Gather all lines from the material that contain "Improvements".

>> start Given records

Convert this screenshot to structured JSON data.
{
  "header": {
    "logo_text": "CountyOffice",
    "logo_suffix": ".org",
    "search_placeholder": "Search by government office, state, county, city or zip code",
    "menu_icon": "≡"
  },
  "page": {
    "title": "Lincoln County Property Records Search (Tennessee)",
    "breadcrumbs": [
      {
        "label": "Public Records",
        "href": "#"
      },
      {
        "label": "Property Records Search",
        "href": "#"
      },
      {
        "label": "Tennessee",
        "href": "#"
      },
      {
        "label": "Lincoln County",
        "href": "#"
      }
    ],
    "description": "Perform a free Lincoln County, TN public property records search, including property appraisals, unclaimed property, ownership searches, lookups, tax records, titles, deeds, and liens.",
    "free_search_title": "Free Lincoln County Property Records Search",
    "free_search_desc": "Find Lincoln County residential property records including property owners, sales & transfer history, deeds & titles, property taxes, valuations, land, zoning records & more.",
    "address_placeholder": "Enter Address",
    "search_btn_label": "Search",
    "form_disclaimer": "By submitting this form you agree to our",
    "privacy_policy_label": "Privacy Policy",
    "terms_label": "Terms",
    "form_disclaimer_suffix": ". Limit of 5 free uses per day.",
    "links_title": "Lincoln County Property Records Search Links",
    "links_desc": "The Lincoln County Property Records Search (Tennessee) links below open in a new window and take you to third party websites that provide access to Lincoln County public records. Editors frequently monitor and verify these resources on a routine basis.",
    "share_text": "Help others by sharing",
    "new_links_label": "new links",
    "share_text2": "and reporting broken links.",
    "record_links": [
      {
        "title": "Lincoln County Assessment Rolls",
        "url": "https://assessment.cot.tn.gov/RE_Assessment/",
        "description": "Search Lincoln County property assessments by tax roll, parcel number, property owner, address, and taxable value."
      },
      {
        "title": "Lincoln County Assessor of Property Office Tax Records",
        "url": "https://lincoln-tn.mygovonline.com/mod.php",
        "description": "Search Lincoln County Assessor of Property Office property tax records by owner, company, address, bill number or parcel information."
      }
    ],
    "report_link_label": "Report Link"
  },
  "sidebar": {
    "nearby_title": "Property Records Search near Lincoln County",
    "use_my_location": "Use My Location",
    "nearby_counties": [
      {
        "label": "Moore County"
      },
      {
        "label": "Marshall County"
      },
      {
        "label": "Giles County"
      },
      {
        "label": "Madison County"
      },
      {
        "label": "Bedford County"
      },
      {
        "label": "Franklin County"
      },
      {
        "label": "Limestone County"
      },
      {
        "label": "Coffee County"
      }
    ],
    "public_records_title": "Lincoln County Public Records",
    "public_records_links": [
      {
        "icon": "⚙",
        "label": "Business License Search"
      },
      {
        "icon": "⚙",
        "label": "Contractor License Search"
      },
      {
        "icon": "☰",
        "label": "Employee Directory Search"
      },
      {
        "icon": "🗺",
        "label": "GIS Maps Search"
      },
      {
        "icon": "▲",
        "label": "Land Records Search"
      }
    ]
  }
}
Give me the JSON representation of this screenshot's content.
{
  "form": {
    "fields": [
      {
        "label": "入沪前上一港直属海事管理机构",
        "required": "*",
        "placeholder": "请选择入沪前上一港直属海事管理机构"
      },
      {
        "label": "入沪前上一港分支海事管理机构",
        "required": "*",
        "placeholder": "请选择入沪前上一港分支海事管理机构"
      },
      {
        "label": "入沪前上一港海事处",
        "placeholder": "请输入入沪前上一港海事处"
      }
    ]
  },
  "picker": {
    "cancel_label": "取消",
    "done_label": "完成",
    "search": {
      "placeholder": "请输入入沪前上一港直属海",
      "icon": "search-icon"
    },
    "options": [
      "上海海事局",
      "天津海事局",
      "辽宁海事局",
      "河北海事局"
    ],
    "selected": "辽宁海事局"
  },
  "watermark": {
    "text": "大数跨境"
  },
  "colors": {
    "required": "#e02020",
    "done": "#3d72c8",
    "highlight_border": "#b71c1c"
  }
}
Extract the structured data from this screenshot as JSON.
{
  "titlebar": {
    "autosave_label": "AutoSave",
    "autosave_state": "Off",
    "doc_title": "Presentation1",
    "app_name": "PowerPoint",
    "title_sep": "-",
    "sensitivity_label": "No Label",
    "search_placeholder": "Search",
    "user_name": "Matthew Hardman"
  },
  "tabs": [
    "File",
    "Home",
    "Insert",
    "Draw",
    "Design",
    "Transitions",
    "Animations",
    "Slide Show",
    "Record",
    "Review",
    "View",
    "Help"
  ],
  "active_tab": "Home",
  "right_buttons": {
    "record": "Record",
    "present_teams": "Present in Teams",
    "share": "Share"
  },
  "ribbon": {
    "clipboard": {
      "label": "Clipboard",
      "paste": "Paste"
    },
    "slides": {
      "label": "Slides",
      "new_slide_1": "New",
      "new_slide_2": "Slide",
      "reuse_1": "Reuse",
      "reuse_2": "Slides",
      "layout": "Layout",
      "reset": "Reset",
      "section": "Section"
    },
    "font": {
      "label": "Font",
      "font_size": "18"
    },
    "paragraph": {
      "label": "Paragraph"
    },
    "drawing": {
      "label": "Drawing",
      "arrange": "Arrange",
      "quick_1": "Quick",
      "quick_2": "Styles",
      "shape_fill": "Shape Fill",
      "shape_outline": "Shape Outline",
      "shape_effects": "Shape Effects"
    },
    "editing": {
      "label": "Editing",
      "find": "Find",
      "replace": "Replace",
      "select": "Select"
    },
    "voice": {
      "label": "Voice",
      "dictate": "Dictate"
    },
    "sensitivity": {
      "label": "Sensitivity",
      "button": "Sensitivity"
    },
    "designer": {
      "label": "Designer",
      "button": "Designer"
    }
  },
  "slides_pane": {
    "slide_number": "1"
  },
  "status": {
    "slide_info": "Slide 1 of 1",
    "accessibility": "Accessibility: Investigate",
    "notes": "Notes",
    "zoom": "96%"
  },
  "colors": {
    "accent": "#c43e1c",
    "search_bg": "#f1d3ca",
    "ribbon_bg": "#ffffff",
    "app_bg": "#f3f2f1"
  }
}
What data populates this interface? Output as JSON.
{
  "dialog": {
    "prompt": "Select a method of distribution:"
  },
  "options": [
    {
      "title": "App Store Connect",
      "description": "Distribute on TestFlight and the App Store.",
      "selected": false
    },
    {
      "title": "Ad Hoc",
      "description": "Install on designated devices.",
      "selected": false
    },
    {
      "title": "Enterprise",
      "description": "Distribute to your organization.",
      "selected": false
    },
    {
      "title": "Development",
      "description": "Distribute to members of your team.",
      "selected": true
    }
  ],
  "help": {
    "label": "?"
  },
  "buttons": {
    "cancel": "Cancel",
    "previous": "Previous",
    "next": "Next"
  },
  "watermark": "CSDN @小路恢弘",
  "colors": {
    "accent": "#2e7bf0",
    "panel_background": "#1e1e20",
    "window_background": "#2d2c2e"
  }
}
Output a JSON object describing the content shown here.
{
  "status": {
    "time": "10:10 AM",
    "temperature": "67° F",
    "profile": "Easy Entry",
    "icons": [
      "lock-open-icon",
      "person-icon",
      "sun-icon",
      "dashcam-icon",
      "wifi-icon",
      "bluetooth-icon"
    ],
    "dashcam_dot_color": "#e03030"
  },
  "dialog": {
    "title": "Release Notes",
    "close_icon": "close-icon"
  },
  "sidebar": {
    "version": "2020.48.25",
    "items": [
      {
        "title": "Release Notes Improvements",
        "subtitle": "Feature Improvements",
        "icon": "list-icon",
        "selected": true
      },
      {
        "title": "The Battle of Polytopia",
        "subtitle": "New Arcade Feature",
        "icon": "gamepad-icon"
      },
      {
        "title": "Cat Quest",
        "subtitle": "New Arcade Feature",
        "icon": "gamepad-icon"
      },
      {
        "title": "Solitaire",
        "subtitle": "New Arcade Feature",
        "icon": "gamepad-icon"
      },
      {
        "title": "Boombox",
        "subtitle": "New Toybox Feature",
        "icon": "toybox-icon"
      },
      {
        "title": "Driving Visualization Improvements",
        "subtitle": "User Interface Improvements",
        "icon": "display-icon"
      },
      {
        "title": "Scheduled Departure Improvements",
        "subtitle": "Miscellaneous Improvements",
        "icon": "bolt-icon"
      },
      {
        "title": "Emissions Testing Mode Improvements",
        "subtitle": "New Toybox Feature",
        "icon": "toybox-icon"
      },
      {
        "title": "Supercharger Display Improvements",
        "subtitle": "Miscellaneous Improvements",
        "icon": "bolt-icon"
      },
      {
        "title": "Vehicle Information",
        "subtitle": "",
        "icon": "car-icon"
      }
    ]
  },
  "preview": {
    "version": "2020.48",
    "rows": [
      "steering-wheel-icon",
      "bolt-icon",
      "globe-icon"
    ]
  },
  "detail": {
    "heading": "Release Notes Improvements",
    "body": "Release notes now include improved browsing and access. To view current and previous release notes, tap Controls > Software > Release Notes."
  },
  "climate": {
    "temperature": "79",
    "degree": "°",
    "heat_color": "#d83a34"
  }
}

>> end Given records

Written response:
        "title": "Release Notes Improvements",
        "subtitle": "Feature Improvements",
        "title": "Driving Visualization Improvements",
        "subtitle": "User Interface Improvements",
        "title": "Scheduled Departure Improvements",
        "subtitle": "Miscellaneous Improvements",
        "title": "Emissions Testing Mode Improvements",
        "title": "Supercharger Display Improvements",
        "subtitle": "Miscellaneous Improvements",
    "heading": "Release Notes Improvements",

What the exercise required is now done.